● Given exercise
Only the number is needed: how many lines of the records include "TREINCH"?

——

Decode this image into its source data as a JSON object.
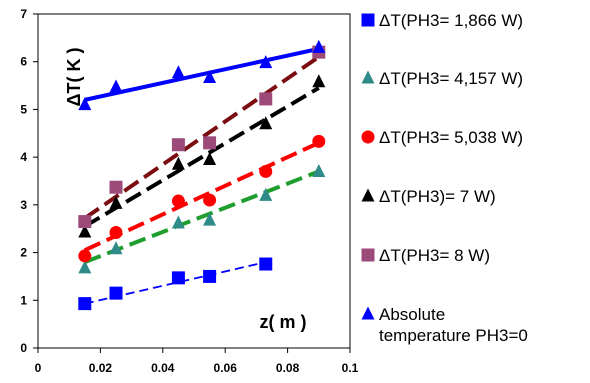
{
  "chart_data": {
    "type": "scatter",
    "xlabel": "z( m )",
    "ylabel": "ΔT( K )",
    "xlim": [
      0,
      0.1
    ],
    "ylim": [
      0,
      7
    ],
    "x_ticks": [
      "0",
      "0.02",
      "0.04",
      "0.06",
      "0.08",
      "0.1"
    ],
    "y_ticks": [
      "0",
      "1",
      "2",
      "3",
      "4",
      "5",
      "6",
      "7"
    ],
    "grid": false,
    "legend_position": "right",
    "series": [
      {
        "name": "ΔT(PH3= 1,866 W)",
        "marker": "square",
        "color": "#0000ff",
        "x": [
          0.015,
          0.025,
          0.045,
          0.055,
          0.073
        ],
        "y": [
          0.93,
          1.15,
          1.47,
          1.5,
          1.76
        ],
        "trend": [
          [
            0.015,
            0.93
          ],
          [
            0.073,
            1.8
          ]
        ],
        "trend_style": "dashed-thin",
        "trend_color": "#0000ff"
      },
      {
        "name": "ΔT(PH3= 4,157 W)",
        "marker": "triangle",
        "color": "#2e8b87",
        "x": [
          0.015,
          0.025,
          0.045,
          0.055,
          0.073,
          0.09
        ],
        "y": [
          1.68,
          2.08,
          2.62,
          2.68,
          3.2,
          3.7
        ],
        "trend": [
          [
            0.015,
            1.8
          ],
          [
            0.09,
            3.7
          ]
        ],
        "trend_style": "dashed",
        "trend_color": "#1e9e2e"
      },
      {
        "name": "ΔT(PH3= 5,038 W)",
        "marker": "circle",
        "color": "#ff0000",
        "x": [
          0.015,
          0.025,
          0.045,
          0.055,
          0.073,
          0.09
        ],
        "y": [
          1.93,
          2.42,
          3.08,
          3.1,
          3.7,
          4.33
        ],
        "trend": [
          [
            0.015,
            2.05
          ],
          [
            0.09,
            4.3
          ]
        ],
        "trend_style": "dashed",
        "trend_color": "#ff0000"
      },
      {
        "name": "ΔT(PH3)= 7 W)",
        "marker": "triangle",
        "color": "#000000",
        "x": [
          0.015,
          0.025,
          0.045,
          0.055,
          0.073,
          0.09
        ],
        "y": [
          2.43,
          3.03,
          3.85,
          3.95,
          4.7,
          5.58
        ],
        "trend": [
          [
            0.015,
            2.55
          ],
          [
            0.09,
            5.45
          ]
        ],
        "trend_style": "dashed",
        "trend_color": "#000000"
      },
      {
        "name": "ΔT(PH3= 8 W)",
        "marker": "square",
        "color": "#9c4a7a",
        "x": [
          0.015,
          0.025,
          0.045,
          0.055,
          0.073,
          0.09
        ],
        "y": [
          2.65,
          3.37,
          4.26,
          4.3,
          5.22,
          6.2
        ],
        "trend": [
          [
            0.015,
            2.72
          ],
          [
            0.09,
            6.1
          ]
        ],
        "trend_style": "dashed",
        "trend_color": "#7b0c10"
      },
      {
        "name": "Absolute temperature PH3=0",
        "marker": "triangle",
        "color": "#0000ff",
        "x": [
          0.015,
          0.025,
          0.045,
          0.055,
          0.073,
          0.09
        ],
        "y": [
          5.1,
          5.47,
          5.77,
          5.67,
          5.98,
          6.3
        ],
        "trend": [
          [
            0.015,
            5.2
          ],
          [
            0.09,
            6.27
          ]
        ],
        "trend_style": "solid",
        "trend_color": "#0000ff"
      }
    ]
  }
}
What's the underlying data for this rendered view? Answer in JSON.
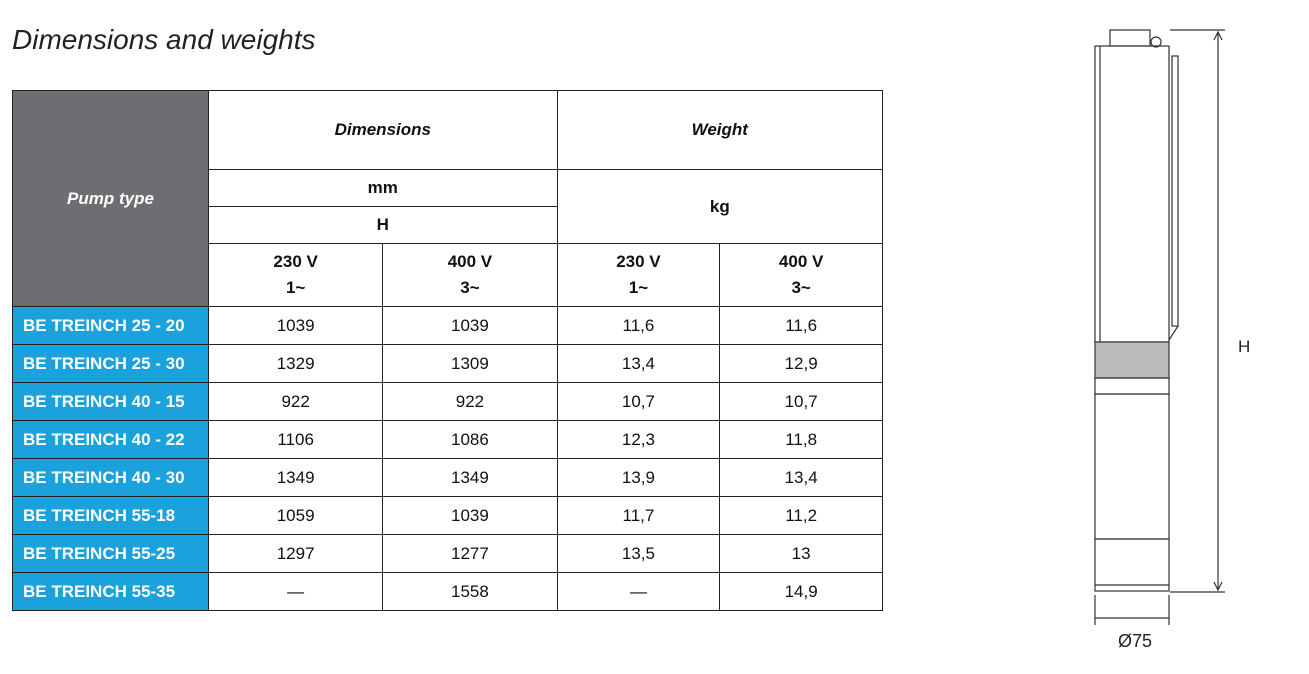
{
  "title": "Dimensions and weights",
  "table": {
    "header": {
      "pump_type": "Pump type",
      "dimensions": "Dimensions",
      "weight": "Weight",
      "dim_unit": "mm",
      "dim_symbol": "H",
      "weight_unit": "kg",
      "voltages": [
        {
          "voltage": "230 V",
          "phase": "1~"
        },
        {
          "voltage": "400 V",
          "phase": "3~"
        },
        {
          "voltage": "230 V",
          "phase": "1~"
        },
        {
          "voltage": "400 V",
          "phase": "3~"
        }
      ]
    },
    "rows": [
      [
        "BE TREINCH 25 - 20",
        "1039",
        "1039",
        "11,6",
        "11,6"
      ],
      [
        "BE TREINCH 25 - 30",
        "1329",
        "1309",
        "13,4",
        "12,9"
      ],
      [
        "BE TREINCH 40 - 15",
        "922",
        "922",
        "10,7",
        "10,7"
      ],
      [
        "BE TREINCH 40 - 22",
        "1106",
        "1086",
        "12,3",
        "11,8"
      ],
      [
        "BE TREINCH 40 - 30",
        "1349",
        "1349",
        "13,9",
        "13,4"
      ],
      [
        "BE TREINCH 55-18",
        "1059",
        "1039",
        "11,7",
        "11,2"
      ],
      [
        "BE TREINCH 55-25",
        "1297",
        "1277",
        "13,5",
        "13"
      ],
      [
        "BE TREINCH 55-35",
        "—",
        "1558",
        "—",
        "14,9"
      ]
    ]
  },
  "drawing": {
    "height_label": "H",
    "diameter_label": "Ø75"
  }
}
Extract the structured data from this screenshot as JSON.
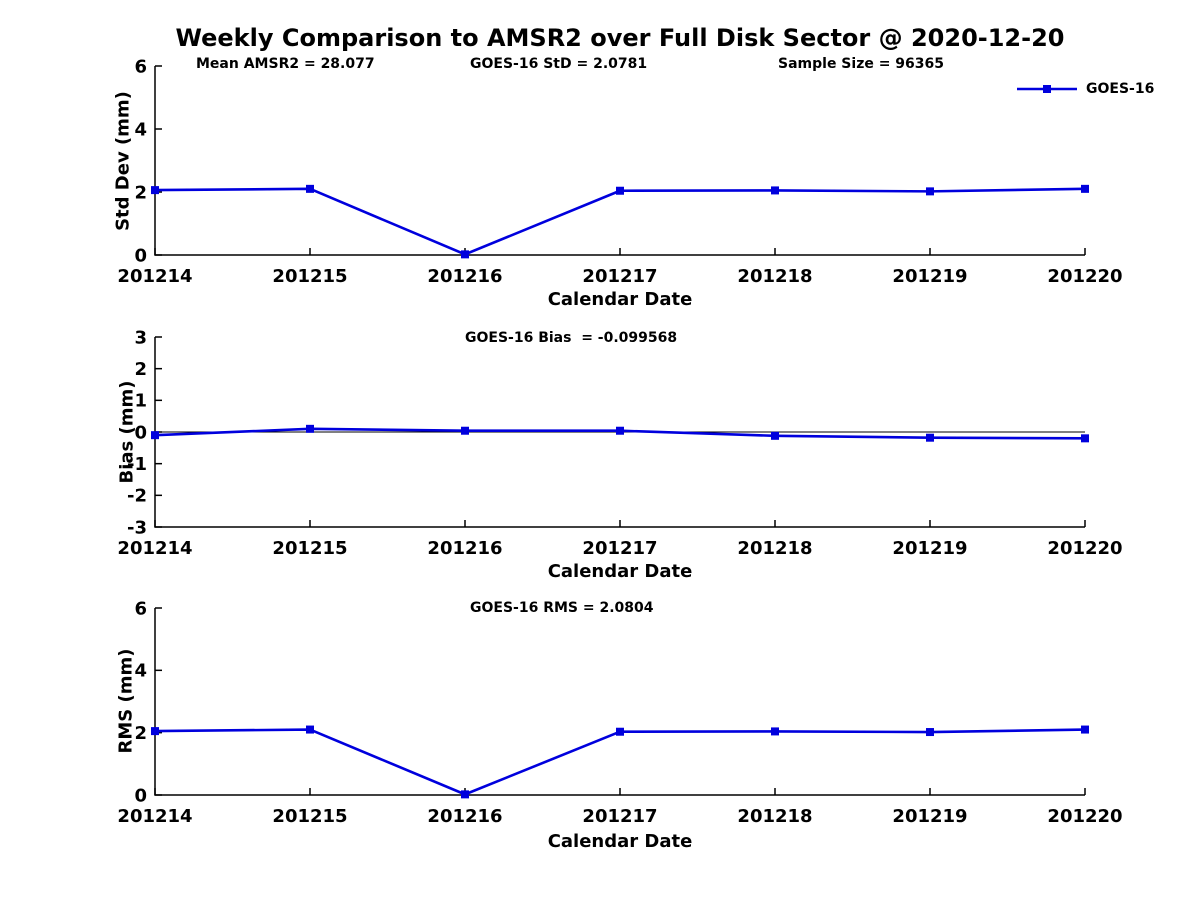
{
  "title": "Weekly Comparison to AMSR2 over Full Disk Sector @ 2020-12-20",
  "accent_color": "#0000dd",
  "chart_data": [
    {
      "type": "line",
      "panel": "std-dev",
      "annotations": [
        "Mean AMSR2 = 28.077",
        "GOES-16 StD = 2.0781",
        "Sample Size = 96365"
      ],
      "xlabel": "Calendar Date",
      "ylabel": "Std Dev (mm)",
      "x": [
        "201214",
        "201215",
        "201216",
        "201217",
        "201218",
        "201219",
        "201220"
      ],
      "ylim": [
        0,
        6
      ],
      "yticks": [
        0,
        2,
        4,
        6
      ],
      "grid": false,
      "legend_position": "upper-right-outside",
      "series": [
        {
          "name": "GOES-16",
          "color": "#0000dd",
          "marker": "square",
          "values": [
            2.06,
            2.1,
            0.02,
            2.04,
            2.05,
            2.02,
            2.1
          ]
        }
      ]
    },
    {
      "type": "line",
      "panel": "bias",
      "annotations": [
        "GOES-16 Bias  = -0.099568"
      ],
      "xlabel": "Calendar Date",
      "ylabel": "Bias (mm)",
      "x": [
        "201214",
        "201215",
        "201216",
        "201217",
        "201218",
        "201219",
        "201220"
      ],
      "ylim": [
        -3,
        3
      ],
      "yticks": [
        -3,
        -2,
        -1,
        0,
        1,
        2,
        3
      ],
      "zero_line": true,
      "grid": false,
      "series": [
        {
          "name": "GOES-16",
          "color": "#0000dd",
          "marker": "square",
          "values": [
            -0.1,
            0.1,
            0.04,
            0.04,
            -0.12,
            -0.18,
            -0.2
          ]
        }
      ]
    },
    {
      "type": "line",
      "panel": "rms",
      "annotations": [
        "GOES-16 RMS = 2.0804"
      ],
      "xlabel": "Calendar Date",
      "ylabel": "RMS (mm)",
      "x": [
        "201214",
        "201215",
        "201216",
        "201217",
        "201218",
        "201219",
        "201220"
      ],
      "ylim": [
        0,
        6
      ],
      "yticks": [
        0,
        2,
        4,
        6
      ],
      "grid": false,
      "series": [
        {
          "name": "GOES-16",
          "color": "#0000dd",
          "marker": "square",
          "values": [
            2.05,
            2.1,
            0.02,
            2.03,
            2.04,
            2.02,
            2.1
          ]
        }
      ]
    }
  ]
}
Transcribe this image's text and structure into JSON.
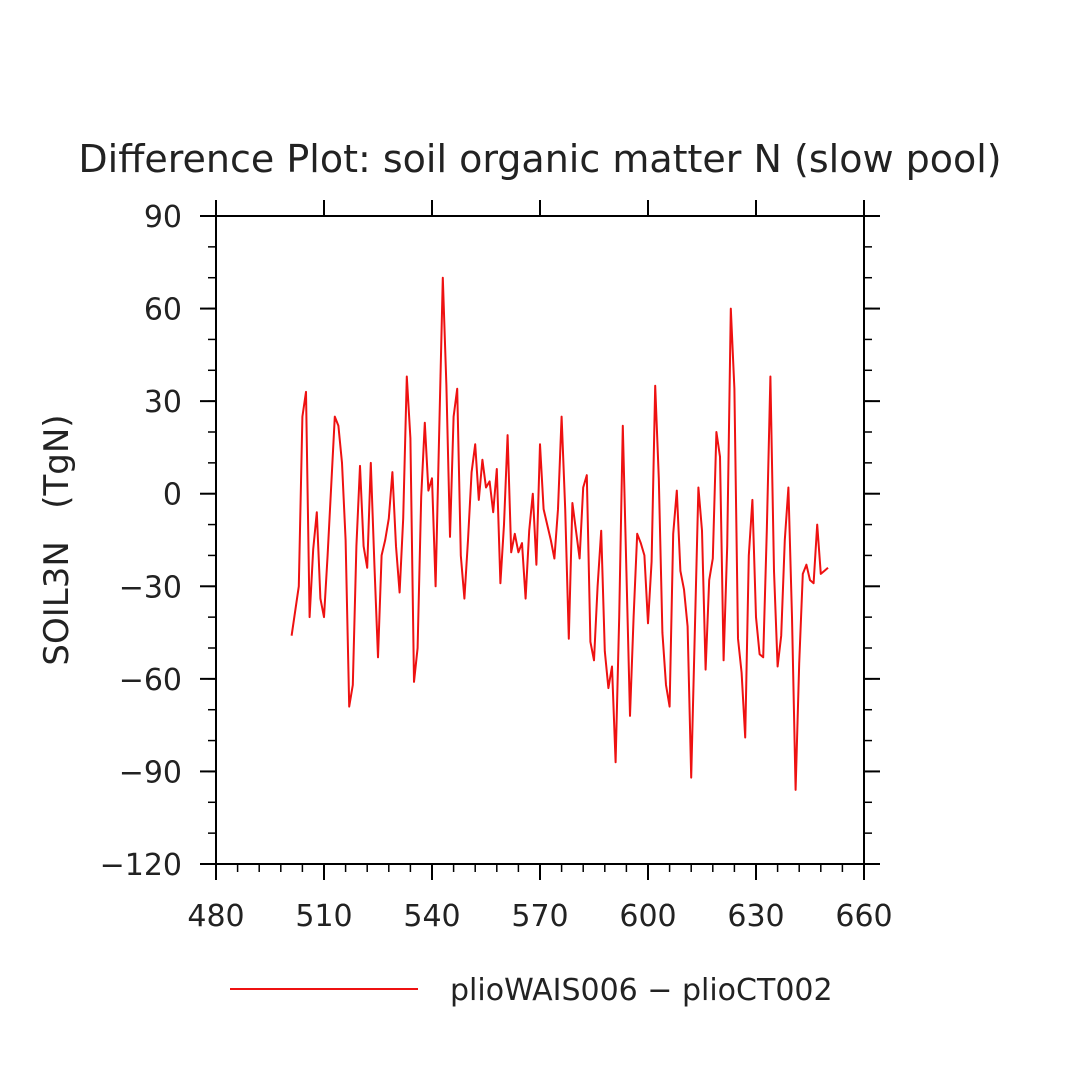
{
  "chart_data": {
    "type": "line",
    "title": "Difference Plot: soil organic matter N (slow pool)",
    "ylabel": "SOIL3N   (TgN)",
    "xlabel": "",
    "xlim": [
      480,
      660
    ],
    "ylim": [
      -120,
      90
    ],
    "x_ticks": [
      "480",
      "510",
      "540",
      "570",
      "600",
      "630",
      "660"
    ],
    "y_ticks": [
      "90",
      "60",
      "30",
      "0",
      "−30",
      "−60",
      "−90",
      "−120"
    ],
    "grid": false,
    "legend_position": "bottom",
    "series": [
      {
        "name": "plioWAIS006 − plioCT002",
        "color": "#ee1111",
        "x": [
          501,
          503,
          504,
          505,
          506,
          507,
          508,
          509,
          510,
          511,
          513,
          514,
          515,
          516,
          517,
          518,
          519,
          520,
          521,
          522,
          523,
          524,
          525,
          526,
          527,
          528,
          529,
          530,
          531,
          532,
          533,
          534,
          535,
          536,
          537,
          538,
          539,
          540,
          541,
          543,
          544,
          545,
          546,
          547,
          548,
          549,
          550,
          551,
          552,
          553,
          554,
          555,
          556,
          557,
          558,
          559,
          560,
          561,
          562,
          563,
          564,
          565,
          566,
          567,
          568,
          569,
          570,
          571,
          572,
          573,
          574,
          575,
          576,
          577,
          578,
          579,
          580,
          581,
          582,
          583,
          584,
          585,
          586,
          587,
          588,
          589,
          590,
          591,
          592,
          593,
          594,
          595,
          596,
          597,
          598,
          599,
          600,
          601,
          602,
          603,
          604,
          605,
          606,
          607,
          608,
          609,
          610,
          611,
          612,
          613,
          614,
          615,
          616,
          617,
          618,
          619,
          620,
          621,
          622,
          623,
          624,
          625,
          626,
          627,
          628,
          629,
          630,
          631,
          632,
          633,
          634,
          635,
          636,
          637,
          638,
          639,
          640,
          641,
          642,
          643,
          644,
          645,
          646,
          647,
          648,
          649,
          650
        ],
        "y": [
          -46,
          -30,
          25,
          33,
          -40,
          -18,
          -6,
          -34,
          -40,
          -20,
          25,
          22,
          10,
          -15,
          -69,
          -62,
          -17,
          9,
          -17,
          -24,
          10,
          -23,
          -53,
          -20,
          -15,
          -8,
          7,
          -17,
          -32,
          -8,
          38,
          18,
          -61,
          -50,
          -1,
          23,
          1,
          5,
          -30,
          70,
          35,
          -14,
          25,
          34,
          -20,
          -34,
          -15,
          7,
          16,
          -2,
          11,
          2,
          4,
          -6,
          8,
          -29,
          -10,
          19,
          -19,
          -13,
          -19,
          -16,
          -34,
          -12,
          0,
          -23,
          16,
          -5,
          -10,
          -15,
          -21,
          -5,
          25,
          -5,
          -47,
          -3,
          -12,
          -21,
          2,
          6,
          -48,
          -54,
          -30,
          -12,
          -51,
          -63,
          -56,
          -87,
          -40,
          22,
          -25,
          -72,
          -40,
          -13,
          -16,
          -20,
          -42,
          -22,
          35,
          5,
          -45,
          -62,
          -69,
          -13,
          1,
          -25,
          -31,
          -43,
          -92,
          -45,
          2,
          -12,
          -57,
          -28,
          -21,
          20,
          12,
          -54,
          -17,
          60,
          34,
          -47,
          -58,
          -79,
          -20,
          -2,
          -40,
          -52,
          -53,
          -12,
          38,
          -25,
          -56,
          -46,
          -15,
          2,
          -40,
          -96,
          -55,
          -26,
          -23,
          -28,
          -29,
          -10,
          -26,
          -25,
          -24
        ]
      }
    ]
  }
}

——

● Task response
8